*Problem details*
For this exercise, copy out each line of the material below that includes "Model".

*Exercise materials*
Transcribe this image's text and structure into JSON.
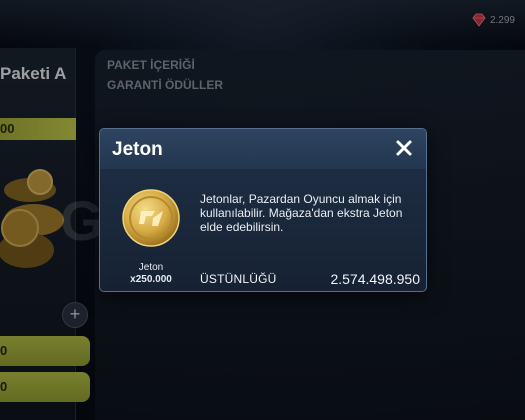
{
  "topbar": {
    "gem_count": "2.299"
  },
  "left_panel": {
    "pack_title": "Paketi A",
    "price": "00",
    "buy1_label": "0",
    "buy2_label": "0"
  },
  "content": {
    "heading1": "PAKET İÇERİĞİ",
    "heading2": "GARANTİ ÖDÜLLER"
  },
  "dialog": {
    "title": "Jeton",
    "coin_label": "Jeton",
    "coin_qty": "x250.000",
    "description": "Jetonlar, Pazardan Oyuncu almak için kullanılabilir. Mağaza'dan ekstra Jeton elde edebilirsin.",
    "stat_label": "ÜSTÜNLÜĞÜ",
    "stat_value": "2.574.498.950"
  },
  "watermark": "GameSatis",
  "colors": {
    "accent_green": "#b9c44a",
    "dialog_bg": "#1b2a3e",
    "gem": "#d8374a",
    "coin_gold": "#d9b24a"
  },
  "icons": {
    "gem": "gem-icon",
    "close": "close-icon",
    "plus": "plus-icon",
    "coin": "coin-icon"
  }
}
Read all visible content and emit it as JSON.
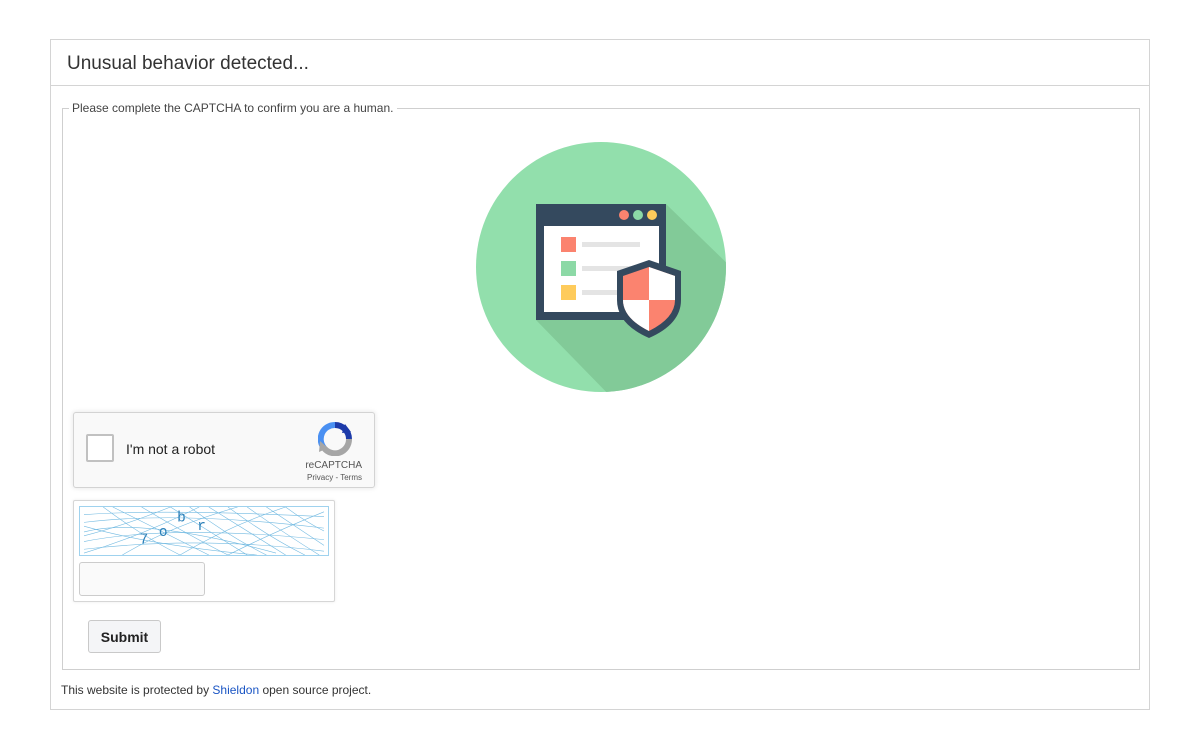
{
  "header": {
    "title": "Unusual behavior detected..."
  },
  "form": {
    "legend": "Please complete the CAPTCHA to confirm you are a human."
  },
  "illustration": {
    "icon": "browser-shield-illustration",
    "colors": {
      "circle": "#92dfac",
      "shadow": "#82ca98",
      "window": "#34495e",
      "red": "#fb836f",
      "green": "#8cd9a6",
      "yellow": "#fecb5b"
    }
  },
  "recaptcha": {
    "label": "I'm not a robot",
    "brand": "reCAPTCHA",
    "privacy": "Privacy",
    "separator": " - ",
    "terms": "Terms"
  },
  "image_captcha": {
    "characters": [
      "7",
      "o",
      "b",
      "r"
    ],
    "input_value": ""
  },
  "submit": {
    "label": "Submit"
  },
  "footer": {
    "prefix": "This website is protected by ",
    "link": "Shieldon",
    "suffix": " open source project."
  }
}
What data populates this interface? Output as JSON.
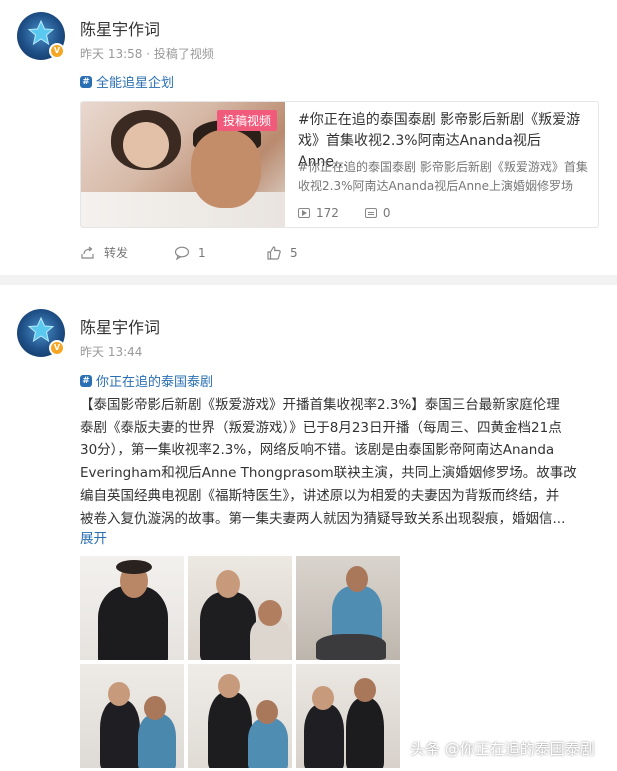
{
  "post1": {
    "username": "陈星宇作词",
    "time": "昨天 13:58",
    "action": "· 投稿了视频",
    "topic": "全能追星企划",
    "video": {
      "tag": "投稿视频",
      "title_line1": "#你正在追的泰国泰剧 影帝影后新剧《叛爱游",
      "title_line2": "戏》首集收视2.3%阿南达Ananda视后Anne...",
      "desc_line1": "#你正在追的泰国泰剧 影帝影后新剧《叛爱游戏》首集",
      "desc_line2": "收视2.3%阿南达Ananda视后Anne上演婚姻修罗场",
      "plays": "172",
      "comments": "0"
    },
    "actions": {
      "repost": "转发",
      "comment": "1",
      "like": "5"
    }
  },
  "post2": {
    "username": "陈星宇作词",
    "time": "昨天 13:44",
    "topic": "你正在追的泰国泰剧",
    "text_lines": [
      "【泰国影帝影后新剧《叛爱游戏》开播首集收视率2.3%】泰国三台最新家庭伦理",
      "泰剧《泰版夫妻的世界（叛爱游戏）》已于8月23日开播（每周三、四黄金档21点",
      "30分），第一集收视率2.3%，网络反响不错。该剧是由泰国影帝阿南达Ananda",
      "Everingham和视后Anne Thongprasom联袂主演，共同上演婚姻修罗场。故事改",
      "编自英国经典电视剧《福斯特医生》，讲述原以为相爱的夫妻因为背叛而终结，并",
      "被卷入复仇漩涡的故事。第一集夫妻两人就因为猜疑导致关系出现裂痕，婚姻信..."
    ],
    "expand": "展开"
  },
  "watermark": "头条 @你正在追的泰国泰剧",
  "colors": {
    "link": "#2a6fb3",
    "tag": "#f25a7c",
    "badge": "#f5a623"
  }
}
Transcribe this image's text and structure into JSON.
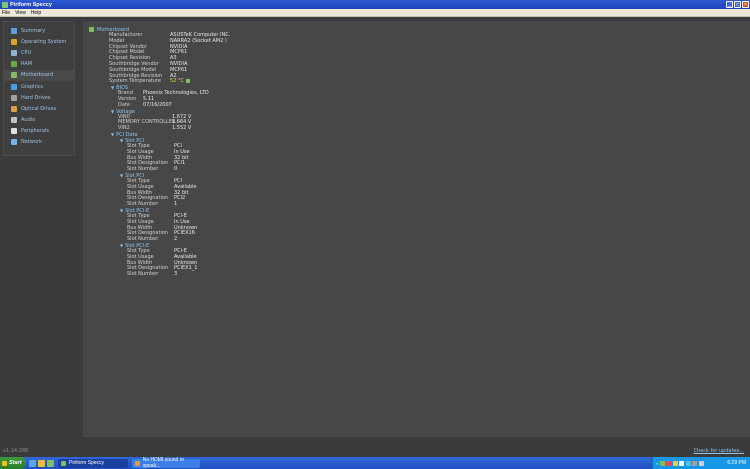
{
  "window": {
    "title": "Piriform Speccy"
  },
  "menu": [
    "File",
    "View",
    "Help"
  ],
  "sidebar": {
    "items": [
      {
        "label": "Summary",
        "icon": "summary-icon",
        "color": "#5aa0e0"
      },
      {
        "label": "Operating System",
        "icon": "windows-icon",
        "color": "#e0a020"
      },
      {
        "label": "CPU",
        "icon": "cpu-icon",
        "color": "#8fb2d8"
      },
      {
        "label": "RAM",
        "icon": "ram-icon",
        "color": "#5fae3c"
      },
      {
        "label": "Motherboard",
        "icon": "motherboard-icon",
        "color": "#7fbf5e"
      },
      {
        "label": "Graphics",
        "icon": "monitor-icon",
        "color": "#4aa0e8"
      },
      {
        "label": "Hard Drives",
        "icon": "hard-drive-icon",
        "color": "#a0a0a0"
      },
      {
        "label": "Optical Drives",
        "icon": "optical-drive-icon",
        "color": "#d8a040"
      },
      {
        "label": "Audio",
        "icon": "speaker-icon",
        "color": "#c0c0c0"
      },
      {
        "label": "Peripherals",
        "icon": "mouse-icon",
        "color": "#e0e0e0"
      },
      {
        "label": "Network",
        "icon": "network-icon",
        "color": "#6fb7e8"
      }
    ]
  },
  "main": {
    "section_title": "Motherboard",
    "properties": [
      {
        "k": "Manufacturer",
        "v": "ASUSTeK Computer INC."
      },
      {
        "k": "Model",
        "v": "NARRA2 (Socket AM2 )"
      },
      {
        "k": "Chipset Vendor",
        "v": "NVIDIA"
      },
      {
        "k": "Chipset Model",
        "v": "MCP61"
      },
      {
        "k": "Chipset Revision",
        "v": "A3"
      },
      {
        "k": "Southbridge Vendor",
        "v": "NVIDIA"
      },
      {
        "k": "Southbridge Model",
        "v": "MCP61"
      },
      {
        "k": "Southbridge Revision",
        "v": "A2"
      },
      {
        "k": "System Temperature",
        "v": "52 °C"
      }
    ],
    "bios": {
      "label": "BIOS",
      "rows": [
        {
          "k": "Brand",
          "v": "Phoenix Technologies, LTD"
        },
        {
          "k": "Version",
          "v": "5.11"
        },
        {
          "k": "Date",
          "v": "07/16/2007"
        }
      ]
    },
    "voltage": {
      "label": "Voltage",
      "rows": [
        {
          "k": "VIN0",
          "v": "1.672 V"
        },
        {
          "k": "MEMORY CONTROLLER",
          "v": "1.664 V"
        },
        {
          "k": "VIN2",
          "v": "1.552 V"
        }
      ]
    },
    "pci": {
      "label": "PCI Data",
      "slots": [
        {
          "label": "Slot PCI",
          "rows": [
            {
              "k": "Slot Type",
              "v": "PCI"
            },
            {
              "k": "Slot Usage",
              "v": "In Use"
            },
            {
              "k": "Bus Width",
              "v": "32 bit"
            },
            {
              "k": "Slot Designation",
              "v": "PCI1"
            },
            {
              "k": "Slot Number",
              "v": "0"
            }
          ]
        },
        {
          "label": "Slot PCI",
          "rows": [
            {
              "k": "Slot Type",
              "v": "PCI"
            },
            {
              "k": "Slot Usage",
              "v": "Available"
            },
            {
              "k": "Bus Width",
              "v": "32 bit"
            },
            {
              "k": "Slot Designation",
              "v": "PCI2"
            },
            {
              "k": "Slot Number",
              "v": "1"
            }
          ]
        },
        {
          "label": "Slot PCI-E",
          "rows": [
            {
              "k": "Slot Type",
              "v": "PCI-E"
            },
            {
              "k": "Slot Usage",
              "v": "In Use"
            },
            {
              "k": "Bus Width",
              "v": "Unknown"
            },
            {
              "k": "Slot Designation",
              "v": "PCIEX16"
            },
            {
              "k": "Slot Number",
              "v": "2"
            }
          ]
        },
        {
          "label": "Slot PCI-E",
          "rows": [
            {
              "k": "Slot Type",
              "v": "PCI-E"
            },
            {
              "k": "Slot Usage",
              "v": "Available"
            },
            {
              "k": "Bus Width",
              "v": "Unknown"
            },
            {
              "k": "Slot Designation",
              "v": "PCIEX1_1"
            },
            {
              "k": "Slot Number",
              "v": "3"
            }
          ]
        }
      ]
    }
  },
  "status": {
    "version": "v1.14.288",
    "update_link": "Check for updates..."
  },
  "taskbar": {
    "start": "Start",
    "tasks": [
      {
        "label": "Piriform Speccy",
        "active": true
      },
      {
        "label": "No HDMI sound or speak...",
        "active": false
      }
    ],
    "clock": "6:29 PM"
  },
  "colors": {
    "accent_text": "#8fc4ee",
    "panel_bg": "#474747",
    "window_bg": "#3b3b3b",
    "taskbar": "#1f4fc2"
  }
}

*Task answer*
        "k": "Model",
        "k": "Chipset Model",
        "k": "Southbridge Model",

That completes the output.